-- begin --

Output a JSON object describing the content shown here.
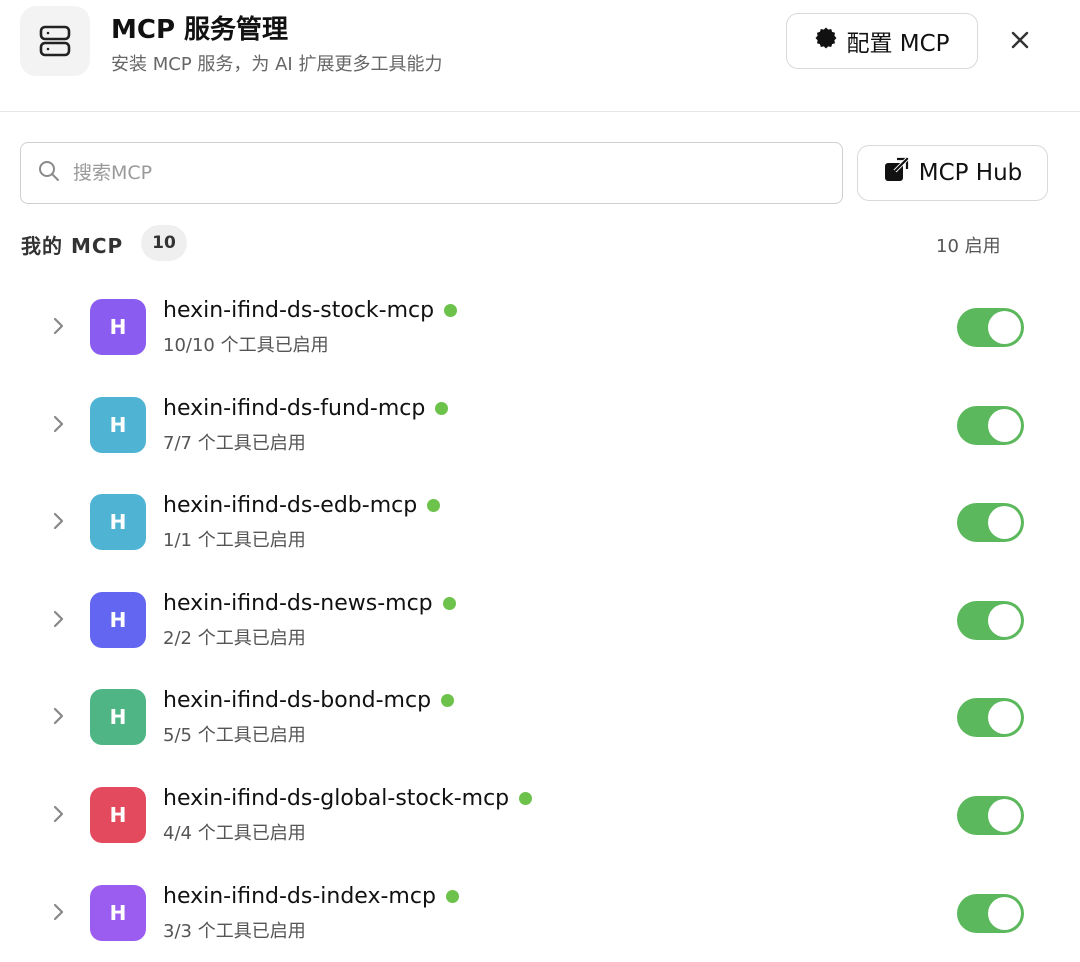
{
  "header": {
    "title": "MCP 服务管理",
    "subtitle": "安装 MCP 服务，为 AI 扩展更多工具能力",
    "icon": "server-icon",
    "config_label": "配置 MCP",
    "config_icon": "gear-icon",
    "close_icon": "close-icon"
  },
  "search": {
    "placeholder": "搜索MCP",
    "value": "",
    "icon": "search-icon"
  },
  "hub": {
    "label": "MCP Hub",
    "icon": "external-link-icon"
  },
  "section": {
    "title": "我的 MCP",
    "count": "10",
    "enabled_text": "10 启用"
  },
  "colors": {
    "status_dot": "#6cc24a",
    "toggle_on": "#5cb85c"
  },
  "mcps": [
    {
      "initial": "H",
      "name": "hexin-ifind-ds-stock-mcp",
      "tools": "10/10 个工具已启用",
      "color": "#8a5cf0",
      "enabled": true
    },
    {
      "initial": "H",
      "name": "hexin-ifind-ds-fund-mcp",
      "tools": "7/7 个工具已启用",
      "color": "#4fb3d3",
      "enabled": true
    },
    {
      "initial": "H",
      "name": "hexin-ifind-ds-edb-mcp",
      "tools": "1/1 个工具已启用",
      "color": "#4fb3d3",
      "enabled": true
    },
    {
      "initial": "H",
      "name": "hexin-ifind-ds-news-mcp",
      "tools": "2/2 个工具已启用",
      "color": "#6366f1",
      "enabled": true
    },
    {
      "initial": "H",
      "name": "hexin-ifind-ds-bond-mcp",
      "tools": "5/5 个工具已启用",
      "color": "#4fb585",
      "enabled": true
    },
    {
      "initial": "H",
      "name": "hexin-ifind-ds-global-stock-mcp",
      "tools": "4/4 个工具已启用",
      "color": "#e34a5e",
      "enabled": true
    },
    {
      "initial": "H",
      "name": "hexin-ifind-ds-index-mcp",
      "tools": "3/3 个工具已启用",
      "color": "#9b5cf0",
      "enabled": true
    }
  ]
}
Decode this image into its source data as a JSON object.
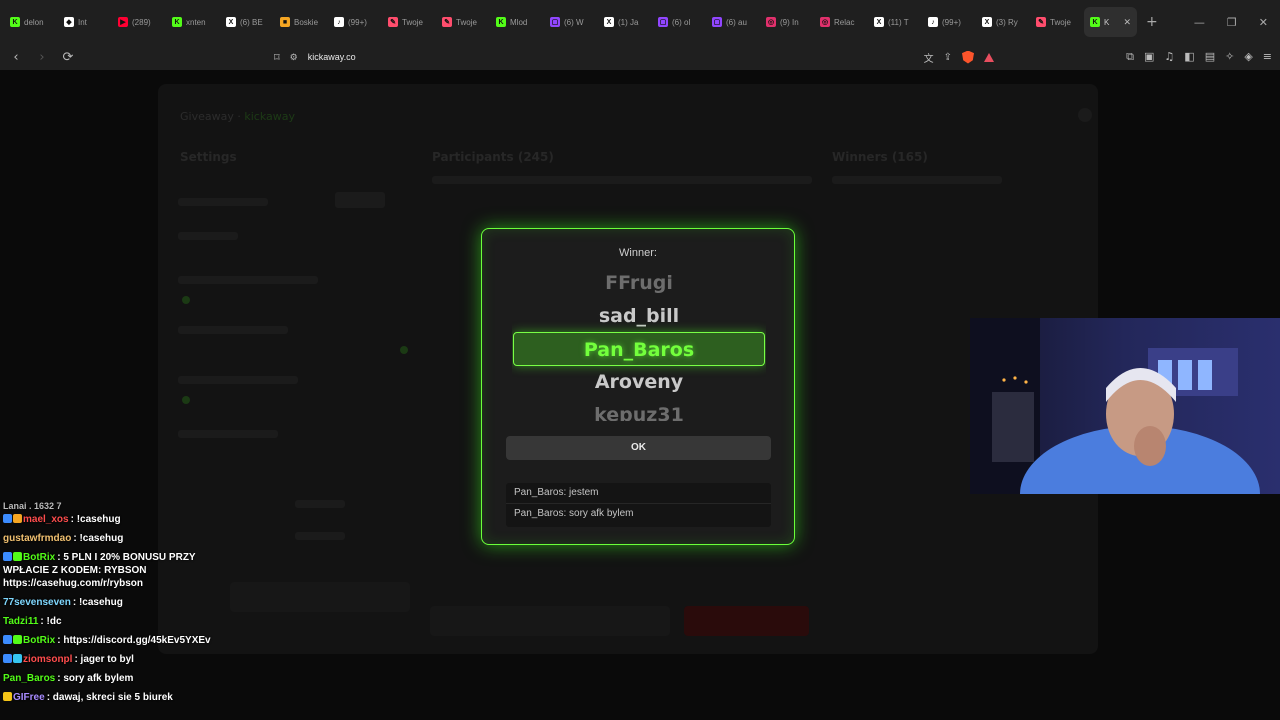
{
  "tabs": [
    {
      "label": "delon",
      "favicon": "kick-icon",
      "color": "#53fc18"
    },
    {
      "label": "Int",
      "favicon": "diamond-icon",
      "color": "#ffffff"
    },
    {
      "label": "(289)",
      "favicon": "youtube-icon",
      "color": "#ff0033"
    },
    {
      "label": "xnten",
      "favicon": "kick-icon",
      "color": "#53fc18"
    },
    {
      "label": "(6) BE",
      "favicon": "x-icon",
      "color": "#ffffff"
    },
    {
      "label": "Boskie",
      "favicon": "bookmark-icon",
      "color": "#f5a623"
    },
    {
      "label": "(99+)",
      "favicon": "tiktok-icon",
      "color": "#ffffff"
    },
    {
      "label": "Twoje",
      "favicon": "tool-icon",
      "color": "#ff4d6d"
    },
    {
      "label": "Twoje",
      "favicon": "tool-icon",
      "color": "#ff4d6d"
    },
    {
      "label": "Mlod",
      "favicon": "kick-icon",
      "color": "#53fc18"
    },
    {
      "label": "(6) W",
      "favicon": "twitch-icon",
      "color": "#9146ff"
    },
    {
      "label": "(1) Ja",
      "favicon": "x-icon",
      "color": "#ffffff"
    },
    {
      "label": "(6) ol",
      "favicon": "twitch-icon",
      "color": "#9146ff"
    },
    {
      "label": "(6) au",
      "favicon": "twitch-icon",
      "color": "#9146ff"
    },
    {
      "label": "(9) In",
      "favicon": "instagram-icon",
      "color": "#e1306c"
    },
    {
      "label": "Relac",
      "favicon": "instagram-icon",
      "color": "#e1306c"
    },
    {
      "label": "(11) T",
      "favicon": "x-icon",
      "color": "#ffffff"
    },
    {
      "label": "(99+)",
      "favicon": "tiktok-icon",
      "color": "#ffffff"
    },
    {
      "label": "(3) Ry",
      "favicon": "x-icon",
      "color": "#ffffff"
    },
    {
      "label": "Twoje",
      "favicon": "tool-icon",
      "color": "#ff4d6d"
    },
    {
      "label": "K",
      "favicon": "kickaway-icon",
      "color": "#53fc18",
      "active": true
    }
  ],
  "address_bar": {
    "url": "kickaway.co"
  },
  "background": {
    "header_left": "Giveaway",
    "header_brand": "kickaway",
    "col_settings": "Settings",
    "col_participants": "Participants (245)",
    "col_winners": "Winners (165)"
  },
  "modal": {
    "title": "Winner:",
    "roll_names": [
      "FFrugi",
      "sad_bill",
      "Pan_Baros",
      "Aroveny",
      "kepuz31"
    ],
    "selected_index": 2,
    "ok_label": "OK",
    "messages": [
      "Pan_Baros: jestem",
      "Pan_Baros: sory afk bylem"
    ]
  },
  "stream_chat": {
    "cut_top": "Lanai . 1632 7",
    "messages": [
      {
        "user": "mael_xos",
        "text": ": !casehug",
        "color": "#ff4d4d",
        "badges": [
          "#3c8cff",
          "#f5a623"
        ]
      },
      {
        "user": "gustawfrmdao",
        "text": ": !casehug",
        "color": "#f0c070",
        "badges": []
      },
      {
        "user": "BotRix",
        "text": ": 5 PLN I 20% BONUSU PRZY WPŁACIE Z KODEM: RYBSON https://casehug.com/r/rybson",
        "color": "#53fc18",
        "badges": [
          "#3c8cff",
          "#53fc18"
        ]
      },
      {
        "user": "77sevenseven",
        "text": ": !casehug",
        "color": "#7fd8ff",
        "badges": []
      },
      {
        "user": "Tadzi11",
        "text": ": !dc",
        "color": "#53fc18",
        "badges": []
      },
      {
        "user": "BotRix",
        "text": ": https://discord.gg/45kEv5YXEv",
        "color": "#53fc18",
        "badges": [
          "#3c8cff",
          "#53fc18"
        ]
      },
      {
        "user": "ziomsonpl",
        "text": ": jager to byl",
        "color": "#ff4d4d",
        "badges": [
          "#3c8cff",
          "#36c5f0"
        ]
      },
      {
        "user": "Pan_Baros",
        "text": ": sory afk bylem",
        "color": "#53fc18",
        "badges": []
      },
      {
        "user": "GIFree",
        "text": ": dawaj, skreci sie 5 biurek",
        "color": "#a88bff",
        "badges": [
          "#f5c518"
        ]
      }
    ]
  }
}
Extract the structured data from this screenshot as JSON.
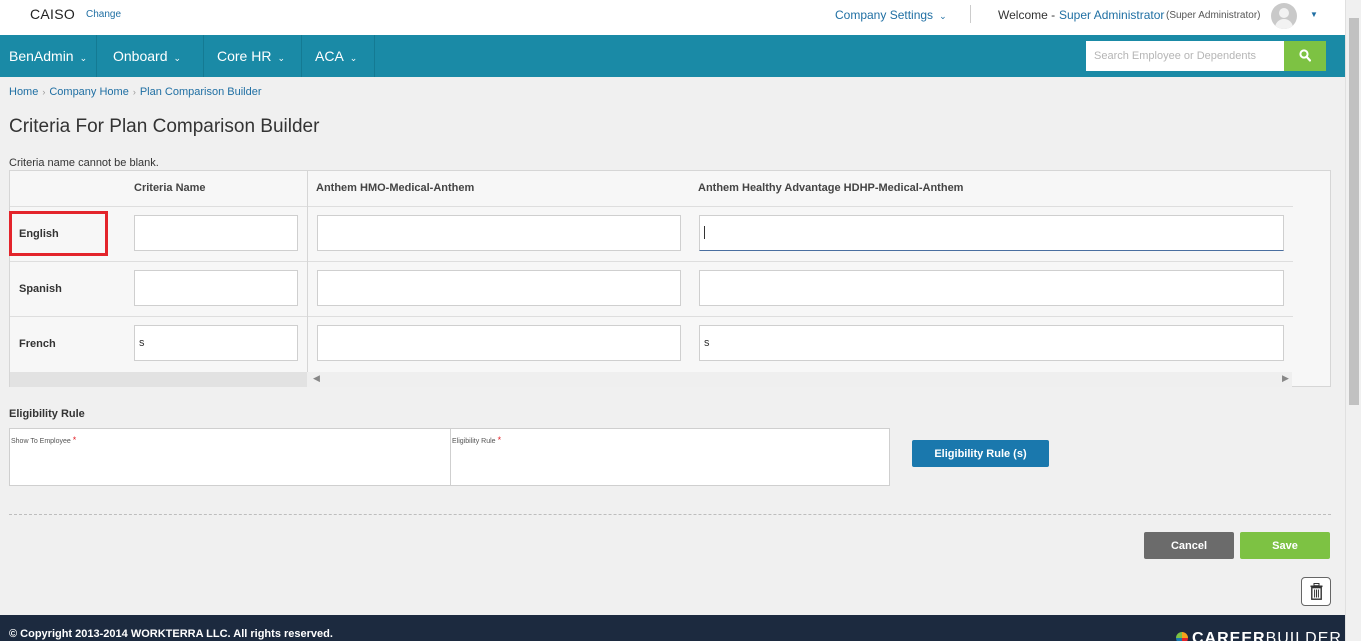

-- end --

Locate all lines that include the word "https" and copy them out.

Solved problem.
        "text": ": 5 PLN I 20% BONUSU PRZY WPŁACIE Z KODEM: RYBSON https://casehug.com/r/rybson",
        "text": ": https://discord.gg/45kEv5YXEv",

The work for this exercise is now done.